Find how many lines of the listing below include the word "Very", then report the number by itself.

Start Entries

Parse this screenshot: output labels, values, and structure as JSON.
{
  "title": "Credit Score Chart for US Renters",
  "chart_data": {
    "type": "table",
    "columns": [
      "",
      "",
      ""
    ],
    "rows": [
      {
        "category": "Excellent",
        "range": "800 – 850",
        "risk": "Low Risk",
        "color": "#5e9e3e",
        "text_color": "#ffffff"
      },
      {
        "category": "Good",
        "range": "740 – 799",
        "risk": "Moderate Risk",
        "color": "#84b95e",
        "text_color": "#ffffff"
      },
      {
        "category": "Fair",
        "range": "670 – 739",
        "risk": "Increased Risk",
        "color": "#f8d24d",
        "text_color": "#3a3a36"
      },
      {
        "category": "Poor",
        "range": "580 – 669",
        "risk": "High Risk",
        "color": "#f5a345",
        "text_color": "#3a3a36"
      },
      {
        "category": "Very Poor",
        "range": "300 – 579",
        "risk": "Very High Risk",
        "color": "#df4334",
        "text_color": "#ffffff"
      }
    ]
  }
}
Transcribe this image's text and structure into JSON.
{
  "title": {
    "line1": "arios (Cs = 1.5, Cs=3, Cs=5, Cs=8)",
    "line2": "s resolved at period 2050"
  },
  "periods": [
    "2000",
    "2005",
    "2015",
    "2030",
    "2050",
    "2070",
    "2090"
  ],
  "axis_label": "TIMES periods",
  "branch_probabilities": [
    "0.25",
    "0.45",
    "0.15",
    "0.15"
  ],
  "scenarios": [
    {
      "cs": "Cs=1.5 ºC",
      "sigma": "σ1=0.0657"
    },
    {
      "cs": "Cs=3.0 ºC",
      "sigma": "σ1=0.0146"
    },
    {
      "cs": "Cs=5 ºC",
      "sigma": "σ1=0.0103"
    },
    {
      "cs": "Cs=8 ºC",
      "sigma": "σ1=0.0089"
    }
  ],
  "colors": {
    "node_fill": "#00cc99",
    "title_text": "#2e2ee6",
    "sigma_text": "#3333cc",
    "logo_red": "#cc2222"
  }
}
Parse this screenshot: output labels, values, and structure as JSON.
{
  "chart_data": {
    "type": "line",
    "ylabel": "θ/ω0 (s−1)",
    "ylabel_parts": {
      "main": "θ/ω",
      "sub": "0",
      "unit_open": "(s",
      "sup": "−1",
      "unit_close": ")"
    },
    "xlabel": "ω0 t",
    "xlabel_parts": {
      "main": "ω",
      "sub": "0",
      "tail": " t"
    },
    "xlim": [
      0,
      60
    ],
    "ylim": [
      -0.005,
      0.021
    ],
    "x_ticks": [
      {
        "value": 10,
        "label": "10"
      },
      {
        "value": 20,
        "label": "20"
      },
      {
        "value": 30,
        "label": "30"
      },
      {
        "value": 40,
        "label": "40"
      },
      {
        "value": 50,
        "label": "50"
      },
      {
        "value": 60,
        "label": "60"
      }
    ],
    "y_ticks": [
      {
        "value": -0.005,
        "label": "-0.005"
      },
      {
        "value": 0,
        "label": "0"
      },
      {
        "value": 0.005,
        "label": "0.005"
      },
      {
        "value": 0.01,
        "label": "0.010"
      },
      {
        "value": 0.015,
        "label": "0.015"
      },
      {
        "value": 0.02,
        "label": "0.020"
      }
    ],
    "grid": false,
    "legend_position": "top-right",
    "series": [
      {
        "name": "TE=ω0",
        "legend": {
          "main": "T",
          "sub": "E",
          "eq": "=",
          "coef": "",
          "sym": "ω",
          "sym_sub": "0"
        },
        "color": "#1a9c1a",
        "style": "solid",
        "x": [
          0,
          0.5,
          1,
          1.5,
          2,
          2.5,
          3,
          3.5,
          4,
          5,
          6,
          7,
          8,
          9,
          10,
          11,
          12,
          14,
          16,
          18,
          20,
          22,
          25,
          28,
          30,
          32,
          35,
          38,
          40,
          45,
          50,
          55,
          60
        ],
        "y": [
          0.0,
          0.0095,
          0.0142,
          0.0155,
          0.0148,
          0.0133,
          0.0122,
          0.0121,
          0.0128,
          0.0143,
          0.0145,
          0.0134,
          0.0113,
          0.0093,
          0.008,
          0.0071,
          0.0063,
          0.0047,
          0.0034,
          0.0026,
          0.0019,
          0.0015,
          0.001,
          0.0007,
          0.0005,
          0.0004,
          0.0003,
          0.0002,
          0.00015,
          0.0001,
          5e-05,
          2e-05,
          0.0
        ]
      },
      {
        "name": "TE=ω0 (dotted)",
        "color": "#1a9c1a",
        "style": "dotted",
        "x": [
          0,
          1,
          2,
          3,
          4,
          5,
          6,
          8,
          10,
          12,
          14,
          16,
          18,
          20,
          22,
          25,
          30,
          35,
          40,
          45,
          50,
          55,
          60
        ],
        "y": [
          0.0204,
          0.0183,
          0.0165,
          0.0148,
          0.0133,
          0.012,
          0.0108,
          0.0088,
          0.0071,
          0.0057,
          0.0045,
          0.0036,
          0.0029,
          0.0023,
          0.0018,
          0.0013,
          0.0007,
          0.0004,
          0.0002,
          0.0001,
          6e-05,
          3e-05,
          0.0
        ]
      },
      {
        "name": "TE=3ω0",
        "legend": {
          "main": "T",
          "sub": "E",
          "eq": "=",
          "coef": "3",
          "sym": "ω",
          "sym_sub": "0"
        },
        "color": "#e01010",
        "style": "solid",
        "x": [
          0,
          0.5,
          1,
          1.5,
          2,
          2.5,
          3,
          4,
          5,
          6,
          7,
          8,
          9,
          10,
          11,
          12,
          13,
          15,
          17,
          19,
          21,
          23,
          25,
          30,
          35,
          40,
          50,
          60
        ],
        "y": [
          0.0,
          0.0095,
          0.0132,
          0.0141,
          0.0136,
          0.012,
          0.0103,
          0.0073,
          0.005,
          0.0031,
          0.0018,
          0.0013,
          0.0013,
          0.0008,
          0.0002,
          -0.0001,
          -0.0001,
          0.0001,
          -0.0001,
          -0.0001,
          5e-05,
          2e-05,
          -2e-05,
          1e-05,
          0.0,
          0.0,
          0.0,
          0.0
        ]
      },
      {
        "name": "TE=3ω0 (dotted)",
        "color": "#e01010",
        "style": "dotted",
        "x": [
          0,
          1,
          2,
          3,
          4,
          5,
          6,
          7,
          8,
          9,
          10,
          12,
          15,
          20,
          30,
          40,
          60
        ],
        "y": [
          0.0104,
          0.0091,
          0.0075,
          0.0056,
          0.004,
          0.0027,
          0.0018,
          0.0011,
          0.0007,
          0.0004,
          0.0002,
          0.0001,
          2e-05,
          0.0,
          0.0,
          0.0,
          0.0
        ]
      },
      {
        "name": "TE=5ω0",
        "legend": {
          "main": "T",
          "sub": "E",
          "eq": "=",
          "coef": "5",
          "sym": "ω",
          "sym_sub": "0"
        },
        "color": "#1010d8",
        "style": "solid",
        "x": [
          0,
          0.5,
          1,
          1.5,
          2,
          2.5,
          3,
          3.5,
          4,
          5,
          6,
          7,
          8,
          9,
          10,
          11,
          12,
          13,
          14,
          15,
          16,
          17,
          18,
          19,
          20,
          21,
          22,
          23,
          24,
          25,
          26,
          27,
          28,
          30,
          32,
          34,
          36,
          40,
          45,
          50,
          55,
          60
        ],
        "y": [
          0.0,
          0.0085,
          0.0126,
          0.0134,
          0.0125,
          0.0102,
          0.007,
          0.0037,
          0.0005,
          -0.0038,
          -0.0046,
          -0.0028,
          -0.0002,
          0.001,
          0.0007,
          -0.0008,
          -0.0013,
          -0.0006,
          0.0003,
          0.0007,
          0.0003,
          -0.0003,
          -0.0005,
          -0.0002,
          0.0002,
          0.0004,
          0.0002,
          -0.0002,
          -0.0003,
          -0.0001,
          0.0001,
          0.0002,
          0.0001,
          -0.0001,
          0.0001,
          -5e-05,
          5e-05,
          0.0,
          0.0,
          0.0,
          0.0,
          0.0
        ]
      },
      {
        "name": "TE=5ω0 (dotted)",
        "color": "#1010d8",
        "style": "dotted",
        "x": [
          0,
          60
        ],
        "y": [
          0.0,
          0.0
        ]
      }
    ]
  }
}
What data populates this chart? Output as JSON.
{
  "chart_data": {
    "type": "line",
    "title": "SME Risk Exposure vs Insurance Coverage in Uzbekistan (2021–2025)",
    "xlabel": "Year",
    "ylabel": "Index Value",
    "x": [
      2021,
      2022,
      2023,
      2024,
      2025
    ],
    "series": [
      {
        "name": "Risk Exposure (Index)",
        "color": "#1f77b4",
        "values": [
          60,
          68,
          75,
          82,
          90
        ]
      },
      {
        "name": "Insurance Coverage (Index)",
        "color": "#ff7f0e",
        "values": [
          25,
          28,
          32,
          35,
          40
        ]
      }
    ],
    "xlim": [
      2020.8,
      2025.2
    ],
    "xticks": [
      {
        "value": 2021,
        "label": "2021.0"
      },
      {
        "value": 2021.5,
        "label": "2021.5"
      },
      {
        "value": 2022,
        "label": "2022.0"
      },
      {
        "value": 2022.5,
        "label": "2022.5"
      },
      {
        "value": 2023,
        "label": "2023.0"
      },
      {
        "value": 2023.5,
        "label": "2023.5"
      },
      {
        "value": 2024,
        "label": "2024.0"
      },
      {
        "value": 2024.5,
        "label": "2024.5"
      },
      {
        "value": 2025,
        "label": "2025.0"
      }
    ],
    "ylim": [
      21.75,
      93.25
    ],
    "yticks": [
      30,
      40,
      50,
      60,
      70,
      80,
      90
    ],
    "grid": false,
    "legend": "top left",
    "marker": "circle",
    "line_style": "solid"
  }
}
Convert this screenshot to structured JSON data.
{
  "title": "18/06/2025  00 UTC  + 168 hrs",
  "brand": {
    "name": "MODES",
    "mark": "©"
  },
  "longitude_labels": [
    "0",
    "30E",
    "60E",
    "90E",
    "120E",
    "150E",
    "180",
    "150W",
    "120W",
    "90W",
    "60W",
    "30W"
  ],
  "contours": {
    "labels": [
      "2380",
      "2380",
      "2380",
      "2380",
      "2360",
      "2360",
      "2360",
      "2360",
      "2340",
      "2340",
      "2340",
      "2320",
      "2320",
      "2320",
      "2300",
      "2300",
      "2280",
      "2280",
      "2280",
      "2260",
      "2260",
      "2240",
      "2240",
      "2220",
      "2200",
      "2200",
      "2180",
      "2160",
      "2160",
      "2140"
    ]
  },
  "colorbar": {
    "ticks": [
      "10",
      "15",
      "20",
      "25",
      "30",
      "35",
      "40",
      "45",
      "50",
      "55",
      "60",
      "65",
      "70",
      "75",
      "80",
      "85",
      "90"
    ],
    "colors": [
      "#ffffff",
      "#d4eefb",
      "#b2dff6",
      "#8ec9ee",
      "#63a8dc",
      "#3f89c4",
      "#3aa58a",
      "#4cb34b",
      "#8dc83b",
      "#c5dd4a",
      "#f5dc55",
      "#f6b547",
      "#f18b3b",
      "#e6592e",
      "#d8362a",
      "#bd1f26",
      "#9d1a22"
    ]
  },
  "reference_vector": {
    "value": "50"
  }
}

End Entries

• [Solution to this exercise] 2